▶ [Task details]: Report all lines holding "JSON".
BEGIN Task inputs
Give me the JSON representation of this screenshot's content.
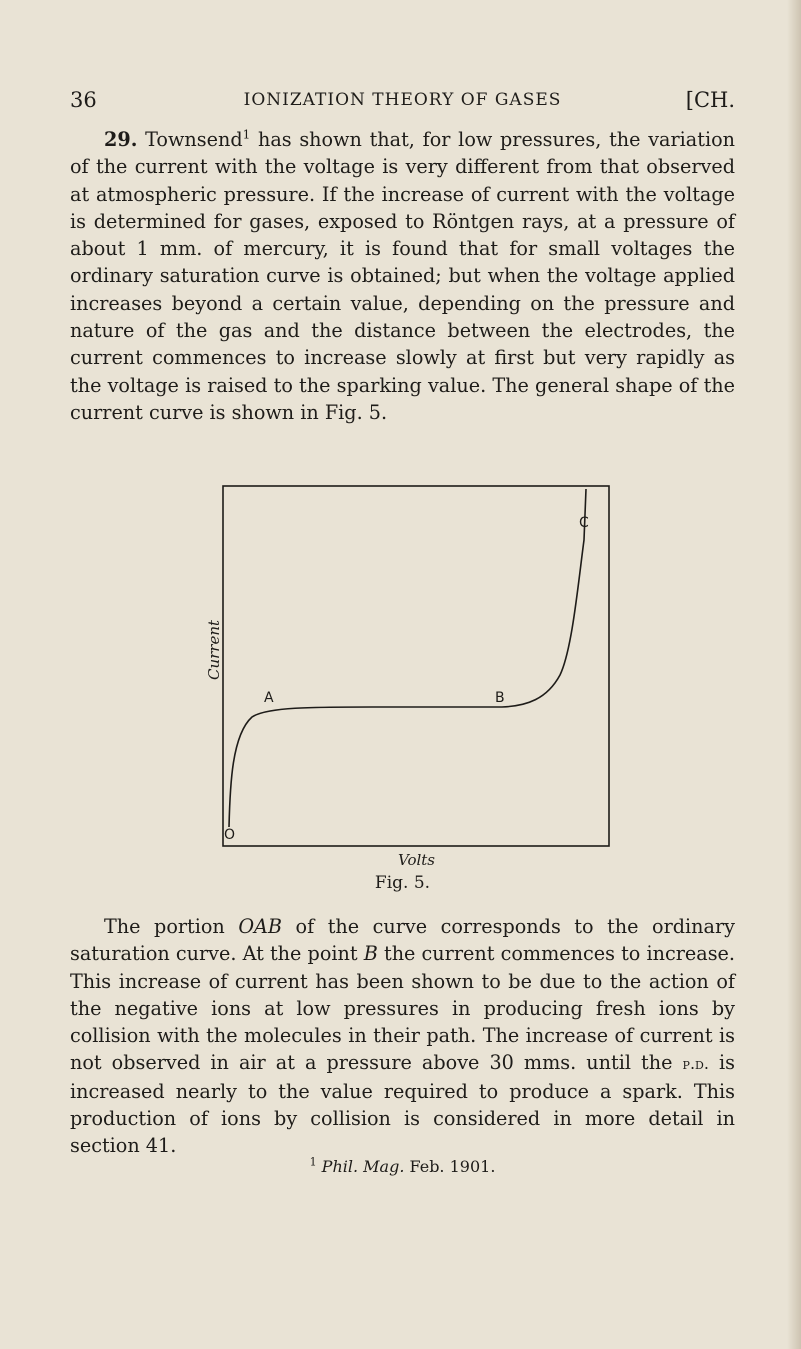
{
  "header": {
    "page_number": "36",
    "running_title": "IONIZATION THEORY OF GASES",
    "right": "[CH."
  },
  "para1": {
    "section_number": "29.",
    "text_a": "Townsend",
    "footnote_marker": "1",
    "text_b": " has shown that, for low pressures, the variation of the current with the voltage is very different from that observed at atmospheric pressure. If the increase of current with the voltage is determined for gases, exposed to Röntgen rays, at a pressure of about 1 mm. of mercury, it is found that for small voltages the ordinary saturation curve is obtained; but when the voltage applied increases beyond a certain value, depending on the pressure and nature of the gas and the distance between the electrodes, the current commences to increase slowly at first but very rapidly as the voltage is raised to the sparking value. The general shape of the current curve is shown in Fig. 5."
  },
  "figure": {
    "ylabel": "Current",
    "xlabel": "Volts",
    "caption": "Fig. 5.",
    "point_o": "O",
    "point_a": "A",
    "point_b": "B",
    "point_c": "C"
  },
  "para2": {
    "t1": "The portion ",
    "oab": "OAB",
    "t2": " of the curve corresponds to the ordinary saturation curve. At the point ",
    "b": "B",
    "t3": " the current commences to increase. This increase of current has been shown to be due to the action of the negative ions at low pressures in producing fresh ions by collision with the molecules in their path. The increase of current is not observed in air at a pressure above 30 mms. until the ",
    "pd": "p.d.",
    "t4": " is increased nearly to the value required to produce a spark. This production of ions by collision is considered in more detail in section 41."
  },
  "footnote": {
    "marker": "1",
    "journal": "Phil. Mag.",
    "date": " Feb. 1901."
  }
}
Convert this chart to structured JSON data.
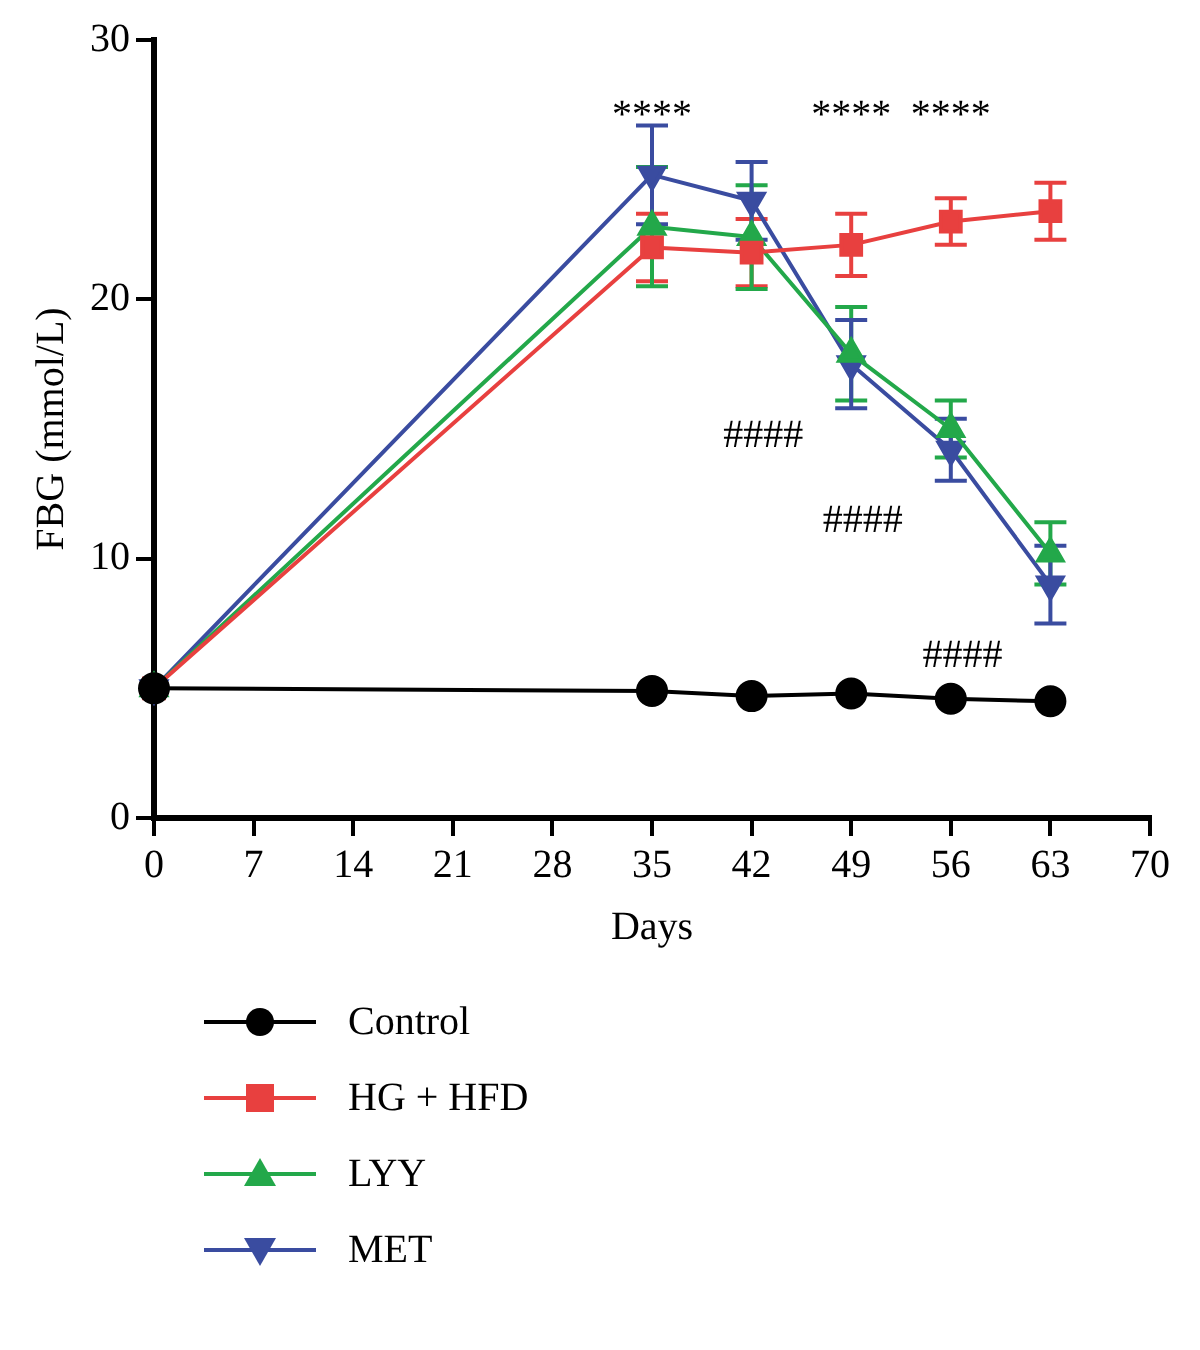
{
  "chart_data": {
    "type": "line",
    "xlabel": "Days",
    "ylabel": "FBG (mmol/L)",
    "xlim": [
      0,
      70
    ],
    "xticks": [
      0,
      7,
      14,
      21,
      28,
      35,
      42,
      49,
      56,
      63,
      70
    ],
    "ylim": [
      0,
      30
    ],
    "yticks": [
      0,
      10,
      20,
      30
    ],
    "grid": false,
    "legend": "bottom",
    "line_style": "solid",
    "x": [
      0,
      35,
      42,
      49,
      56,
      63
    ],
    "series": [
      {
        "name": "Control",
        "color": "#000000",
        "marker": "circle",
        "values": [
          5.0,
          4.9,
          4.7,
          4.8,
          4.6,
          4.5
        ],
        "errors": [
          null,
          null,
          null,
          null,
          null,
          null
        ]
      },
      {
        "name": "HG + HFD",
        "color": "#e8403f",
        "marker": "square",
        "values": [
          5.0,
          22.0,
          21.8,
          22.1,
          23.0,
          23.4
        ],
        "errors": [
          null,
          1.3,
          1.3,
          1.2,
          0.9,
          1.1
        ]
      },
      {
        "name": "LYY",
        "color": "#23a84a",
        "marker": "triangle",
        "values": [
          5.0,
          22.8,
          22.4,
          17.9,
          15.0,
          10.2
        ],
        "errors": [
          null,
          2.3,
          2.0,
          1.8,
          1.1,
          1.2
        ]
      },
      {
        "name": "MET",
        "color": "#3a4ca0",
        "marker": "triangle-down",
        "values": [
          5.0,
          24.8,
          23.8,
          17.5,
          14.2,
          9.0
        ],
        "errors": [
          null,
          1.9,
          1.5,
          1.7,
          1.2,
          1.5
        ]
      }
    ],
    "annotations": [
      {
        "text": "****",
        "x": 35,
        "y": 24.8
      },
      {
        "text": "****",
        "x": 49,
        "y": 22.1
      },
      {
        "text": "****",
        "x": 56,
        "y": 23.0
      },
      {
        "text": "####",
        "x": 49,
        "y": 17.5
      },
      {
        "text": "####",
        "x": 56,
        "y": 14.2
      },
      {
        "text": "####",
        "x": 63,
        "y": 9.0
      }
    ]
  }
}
END Task inputs
▶ [Written response]:
Give me the JSON representation of this screenshot's content.
Convert this chart to structured JSON data.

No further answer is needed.